#### MATERIAL SUPPLIED ####

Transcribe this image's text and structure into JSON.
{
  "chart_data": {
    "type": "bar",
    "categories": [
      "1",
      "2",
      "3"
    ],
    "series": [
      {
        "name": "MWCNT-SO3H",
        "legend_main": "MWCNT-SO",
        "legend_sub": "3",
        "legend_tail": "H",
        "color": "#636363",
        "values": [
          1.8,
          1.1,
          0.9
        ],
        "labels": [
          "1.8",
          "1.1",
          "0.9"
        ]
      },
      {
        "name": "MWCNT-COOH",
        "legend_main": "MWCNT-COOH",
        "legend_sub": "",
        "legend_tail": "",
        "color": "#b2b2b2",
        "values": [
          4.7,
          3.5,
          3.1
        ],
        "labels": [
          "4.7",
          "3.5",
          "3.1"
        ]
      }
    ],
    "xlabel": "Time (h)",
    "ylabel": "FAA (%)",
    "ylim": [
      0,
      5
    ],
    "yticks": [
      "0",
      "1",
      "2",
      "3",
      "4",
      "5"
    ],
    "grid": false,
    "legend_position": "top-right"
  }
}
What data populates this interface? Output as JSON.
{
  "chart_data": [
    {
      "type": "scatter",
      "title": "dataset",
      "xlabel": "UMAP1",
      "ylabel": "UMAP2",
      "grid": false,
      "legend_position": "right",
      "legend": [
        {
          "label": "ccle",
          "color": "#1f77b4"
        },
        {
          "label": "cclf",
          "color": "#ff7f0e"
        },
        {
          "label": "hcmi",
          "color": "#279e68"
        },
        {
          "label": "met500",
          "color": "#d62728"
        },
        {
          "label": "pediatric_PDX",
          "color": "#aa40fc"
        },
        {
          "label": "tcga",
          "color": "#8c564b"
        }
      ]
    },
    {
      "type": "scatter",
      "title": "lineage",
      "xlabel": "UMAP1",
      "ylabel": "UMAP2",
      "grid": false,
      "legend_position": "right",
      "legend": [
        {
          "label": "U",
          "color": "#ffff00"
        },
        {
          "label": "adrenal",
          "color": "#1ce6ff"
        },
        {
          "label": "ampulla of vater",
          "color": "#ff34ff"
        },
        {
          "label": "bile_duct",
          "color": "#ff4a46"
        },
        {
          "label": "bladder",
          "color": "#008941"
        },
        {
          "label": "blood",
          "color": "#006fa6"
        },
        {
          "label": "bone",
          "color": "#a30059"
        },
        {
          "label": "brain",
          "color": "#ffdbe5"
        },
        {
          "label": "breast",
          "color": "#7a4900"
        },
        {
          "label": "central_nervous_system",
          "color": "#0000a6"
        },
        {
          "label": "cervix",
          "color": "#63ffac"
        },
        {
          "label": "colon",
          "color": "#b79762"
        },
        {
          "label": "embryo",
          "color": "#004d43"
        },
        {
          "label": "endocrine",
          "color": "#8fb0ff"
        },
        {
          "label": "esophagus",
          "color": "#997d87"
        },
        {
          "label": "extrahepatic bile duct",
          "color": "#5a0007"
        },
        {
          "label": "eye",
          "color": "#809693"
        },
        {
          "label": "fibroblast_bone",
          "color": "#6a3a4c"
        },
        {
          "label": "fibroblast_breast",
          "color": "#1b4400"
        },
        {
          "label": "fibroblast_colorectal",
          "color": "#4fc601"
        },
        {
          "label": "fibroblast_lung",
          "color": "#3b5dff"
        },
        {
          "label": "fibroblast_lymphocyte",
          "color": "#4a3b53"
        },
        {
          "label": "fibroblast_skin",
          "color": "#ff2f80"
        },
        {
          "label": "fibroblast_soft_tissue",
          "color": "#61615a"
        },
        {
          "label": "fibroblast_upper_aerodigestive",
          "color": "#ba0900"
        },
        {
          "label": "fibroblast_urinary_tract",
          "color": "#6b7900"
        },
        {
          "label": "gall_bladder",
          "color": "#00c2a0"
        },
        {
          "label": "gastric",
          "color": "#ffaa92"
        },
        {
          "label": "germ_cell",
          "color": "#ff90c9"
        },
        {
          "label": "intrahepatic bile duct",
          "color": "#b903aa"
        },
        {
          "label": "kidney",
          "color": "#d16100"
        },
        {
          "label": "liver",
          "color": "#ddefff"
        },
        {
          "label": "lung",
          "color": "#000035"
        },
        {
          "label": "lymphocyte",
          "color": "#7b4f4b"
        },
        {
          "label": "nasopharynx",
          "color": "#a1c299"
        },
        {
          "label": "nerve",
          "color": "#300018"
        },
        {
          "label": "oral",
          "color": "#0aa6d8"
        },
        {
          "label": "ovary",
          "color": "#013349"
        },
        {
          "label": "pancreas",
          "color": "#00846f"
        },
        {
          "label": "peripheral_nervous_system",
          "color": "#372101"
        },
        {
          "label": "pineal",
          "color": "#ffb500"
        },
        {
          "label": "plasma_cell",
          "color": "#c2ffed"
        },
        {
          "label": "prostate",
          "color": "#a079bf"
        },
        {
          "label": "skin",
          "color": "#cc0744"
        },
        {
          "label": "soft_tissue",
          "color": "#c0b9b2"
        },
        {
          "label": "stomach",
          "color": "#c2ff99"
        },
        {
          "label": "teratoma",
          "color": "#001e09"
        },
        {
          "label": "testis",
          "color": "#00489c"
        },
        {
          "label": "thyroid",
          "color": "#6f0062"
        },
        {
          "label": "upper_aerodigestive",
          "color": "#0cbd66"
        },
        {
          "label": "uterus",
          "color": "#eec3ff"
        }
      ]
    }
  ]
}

####

**TO BE DONE**
Please reproduce each line exactly as written.

**WRITTEN SOLUTION**
Transcribe this image's text and structure into JSON.
{
  "chart_data": {
    "type": "bar",
    "categories": [
      "1",
      "2",
      "3"
    ],
    "series": [
      {
        "name": "MWCNT-SO3H",
        "legend_main": "MWCNT-SO",
        "legend_sub": "3",
        "legend_tail": "H",
        "color": "#636363",
        "values": [
          1.8,
          1.1,
          0.9
        ],
        "labels": [
          "1.8",
          "1.1",
          "0.9"
        ]
      },
      {
        "name": "MWCNT-COOH",
        "legend_main": "MWCNT-COOH",
        "legend_sub": "",
        "legend_tail": "",
        "color": "#b2b2b2",
        "values": [
          4.7,
          3.5,
          3.1
        ],
        "labels": [
          "4.7",
          "3.5",
          "3.1"
        ]
      }
    ],
    "xlabel": "Time (h)",
    "ylabel": "FAA (%)",
    "ylim": [
      0,
      5
    ],
    "yticks": [
      "0",
      "1",
      "2",
      "3",
      "4",
      "5"
    ],
    "grid": false,
    "legend_position": "top-right"
  }
}
What data populates this interface? Output as JSON.
{
  "chart_data": [
    {
      "type": "scatter",
      "title": "dataset",
      "xlabel": "UMAP1",
      "ylabel": "UMAP2",
      "grid": false,
      "legend_position": "right",
      "legend": [
        {
          "label": "ccle",
          "color": "#1f77b4"
        },
        {
          "label": "cclf",
          "color": "#ff7f0e"
        },
        {
          "label": "hcmi",
          "color": "#279e68"
        },
        {
          "label": "met500",
          "color": "#d62728"
        },
        {
          "label": "pediatric_PDX",
          "color": "#aa40fc"
        },
        {
          "label": "tcga",
          "color": "#8c564b"
        }
      ]
    },
    {
      "type": "scatter",
      "title": "lineage",
      "xlabel": "UMAP1",
      "ylabel": "UMAP2",
      "grid": false,
      "legend_position": "right",
      "legend": [
        {
          "label": "U",
          "color": "#ffff00"
        },
        {
          "label": "adrenal",
          "color": "#1ce6ff"
        },
        {
          "label": "ampulla of vater",
          "color": "#ff34ff"
        },
        {
          "label": "bile_duct",
          "color": "#ff4a46"
        },
        {
          "label": "bladder",
          "color": "#008941"
        },
        {
          "label": "blood",
          "color": "#006fa6"
        },
        {
          "label": "bone",
          "color": "#a30059"
        },
        {
          "label": "brain",
          "color": "#ffdbe5"
        },
        {
          "label": "breast",
          "color": "#7a4900"
        },
        {
          "label": "central_nervous_system",
          "color": "#0000a6"
        },
        {
          "label": "cervix",
          "color": "#63ffac"
        },
        {
          "label": "colon",
          "color": "#b79762"
        },
        {
          "label": "embryo",
          "color": "#004d43"
        },
        {
          "label": "endocrine",
          "color": "#8fb0ff"
        },
        {
          "label": "esophagus",
          "color": "#997d87"
        },
        {
          "label": "extrahepatic bile duct",
          "color": "#5a0007"
        },
        {
          "label": "eye",
          "color": "#809693"
        },
        {
          "label": "fibroblast_bone",
          "color": "#6a3a4c"
        },
        {
          "label": "fibroblast_breast",
          "color": "#1b4400"
        },
        {
          "label": "fibroblast_colorectal",
          "color": "#4fc601"
        },
        {
          "label": "fibroblast_lung",
          "color": "#3b5dff"
        },
        {
          "label": "fibroblast_lymphocyte",
          "color": "#4a3b53"
        },
        {
          "label": "fibroblast_skin",
          "color": "#ff2f80"
        },
        {
          "label": "fibroblast_soft_tissue",
          "color": "#61615a"
        },
        {
          "label": "fibroblast_upper_aerodigestive",
          "color": "#ba0900"
        },
        {
          "label": "fibroblast_urinary_tract",
          "color": "#6b7900"
        },
        {
          "label": "gall_bladder",
          "color": "#00c2a0"
        },
        {
          "label": "gastric",
          "color": "#ffaa92"
        },
        {
          "label": "germ_cell",
          "color": "#ff90c9"
        },
        {
          "label": "intrahepatic bile duct",
          "color": "#b903aa"
        },
        {
          "label": "kidney",
          "color": "#d16100"
        },
        {
          "label": "liver",
          "color": "#ddefff"
        },
        {
          "label": "lung",
          "color": "#000035"
        },
        {
          "label": "lymphocyte",
          "color": "#7b4f4b"
        },
        {
          "label": "nasopharynx",
          "color": "#a1c299"
        },
        {
          "label": "nerve",
          "color": "#300018"
        },
        {
          "label": "oral",
          "color": "#0aa6d8"
        },
        {
          "label": "ovary",
          "color": "#013349"
        },
        {
          "label": "pancreas",
          "color": "#00846f"
        },
        {
          "label": "peripheral_nervous_system",
          "color": "#372101"
        },
        {
          "label": "pineal",
          "color": "#ffb500"
        },
        {
          "label": "plasma_cell",
          "color": "#c2ffed"
        },
        {
          "label": "prostate",
          "color": "#a079bf"
        },
        {
          "label": "skin",
          "color": "#cc0744"
        },
        {
          "label": "soft_tissue",
          "color": "#c0b9b2"
        },
        {
          "label": "stomach",
          "color": "#c2ff99"
        },
        {
          "label": "teratoma",
          "color": "#001e09"
        },
        {
          "label": "testis",
          "color": "#00489c"
        },
        {
          "label": "thyroid",
          "color": "#6f0062"
        },
        {
          "label": "upper_aerodigestive",
          "color": "#0cbd66"
        },
        {
          "label": "uterus",
          "color": "#eec3ff"
        }
      ]
    }
  ]
}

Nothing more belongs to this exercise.